>> Begin PROVIDED DATA
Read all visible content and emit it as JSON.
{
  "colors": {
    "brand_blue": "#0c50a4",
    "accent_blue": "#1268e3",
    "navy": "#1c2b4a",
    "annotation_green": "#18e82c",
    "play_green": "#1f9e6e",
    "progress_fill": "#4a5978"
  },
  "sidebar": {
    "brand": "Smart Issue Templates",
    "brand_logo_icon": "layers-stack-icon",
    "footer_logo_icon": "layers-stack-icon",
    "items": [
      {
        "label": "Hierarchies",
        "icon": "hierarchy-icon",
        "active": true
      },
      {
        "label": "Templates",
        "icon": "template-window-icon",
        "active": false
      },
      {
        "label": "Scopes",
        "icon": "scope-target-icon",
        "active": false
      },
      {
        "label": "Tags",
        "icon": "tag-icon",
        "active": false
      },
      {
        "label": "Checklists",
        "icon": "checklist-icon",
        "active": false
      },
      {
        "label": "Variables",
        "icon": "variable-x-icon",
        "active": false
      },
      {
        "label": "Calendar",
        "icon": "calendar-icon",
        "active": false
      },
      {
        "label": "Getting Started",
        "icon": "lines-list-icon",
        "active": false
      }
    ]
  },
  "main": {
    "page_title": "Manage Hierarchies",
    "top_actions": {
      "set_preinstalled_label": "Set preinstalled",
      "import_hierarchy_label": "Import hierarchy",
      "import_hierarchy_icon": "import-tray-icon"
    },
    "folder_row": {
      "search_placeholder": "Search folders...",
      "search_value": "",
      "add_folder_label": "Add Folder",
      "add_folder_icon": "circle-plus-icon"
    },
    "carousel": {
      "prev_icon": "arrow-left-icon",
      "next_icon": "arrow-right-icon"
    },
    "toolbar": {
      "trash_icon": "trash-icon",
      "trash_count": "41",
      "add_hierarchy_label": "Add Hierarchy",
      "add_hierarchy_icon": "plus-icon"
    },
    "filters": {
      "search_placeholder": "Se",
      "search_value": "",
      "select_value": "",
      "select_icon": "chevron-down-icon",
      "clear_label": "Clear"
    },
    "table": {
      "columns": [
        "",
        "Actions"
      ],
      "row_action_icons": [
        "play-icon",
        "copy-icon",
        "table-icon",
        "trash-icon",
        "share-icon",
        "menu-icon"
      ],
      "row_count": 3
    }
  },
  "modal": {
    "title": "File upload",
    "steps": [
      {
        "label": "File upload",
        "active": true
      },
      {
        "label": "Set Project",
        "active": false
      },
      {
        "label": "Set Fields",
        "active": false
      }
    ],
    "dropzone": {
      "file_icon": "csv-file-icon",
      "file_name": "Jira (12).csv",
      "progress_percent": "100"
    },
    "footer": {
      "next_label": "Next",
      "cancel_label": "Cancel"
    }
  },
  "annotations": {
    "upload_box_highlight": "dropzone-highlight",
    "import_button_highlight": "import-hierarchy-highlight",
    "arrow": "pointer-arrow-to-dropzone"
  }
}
>> End PROVIDED DATA
> INSTRUCTIONS FOR THE TASK
Transcribe all of the entries without altering anything.

> FINAL ANSWER
Read all visible content and emit it as JSON.
{
  "colors": {
    "brand_blue": "#0c50a4",
    "accent_blue": "#1268e3",
    "navy": "#1c2b4a",
    "annotation_green": "#18e82c",
    "play_green": "#1f9e6e",
    "progress_fill": "#4a5978"
  },
  "sidebar": {
    "brand": "Smart Issue Templates",
    "brand_logo_icon": "layers-stack-icon",
    "footer_logo_icon": "layers-stack-icon",
    "items": [
      {
        "label": "Hierarchies",
        "icon": "hierarchy-icon",
        "active": true
      },
      {
        "label": "Templates",
        "icon": "template-window-icon",
        "active": false
      },
      {
        "label": "Scopes",
        "icon": "scope-target-icon",
        "active": false
      },
      {
        "label": "Tags",
        "icon": "tag-icon",
        "active": false
      },
      {
        "label": "Checklists",
        "icon": "checklist-icon",
        "active": false
      },
      {
        "label": "Variables",
        "icon": "variable-x-icon",
        "active": false
      },
      {
        "label": "Calendar",
        "icon": "calendar-icon",
        "active": false
      },
      {
        "label": "Getting Started",
        "icon": "lines-list-icon",
        "active": false
      }
    ]
  },
  "main": {
    "page_title": "Manage Hierarchies",
    "top_actions": {
      "set_preinstalled_label": "Set preinstalled",
      "import_hierarchy_label": "Import hierarchy",
      "import_hierarchy_icon": "import-tray-icon"
    },
    "folder_row": {
      "search_placeholder": "Search folders...",
      "search_value": "",
      "add_folder_label": "Add Folder",
      "add_folder_icon": "circle-plus-icon"
    },
    "carousel": {
      "prev_icon": "arrow-left-icon",
      "next_icon": "arrow-right-icon"
    },
    "toolbar": {
      "trash_icon": "trash-icon",
      "trash_count": "41",
      "add_hierarchy_label": "Add Hierarchy",
      "add_hierarchy_icon": "plus-icon"
    },
    "filters": {
      "search_placeholder": "Se",
      "search_value": "",
      "select_value": "",
      "select_icon": "chevron-down-icon",
      "clear_label": "Clear"
    },
    "table": {
      "columns": [
        "",
        "Actions"
      ],
      "row_action_icons": [
        "play-icon",
        "copy-icon",
        "table-icon",
        "trash-icon",
        "share-icon",
        "menu-icon"
      ],
      "row_count": 3
    }
  },
  "modal": {
    "title": "File upload",
    "steps": [
      {
        "label": "File upload",
        "active": true
      },
      {
        "label": "Set Project",
        "active": false
      },
      {
        "label": "Set Fields",
        "active": false
      }
    ],
    "dropzone": {
      "file_icon": "csv-file-icon",
      "file_name": "Jira (12).csv",
      "progress_percent": "100"
    },
    "footer": {
      "next_label": "Next",
      "cancel_label": "Cancel"
    }
  },
  "annotations": {
    "upload_box_highlight": "dropzone-highlight",
    "import_button_highlight": "import-hierarchy-highlight",
    "arrow": "pointer-arrow-to-dropzone"
  }
}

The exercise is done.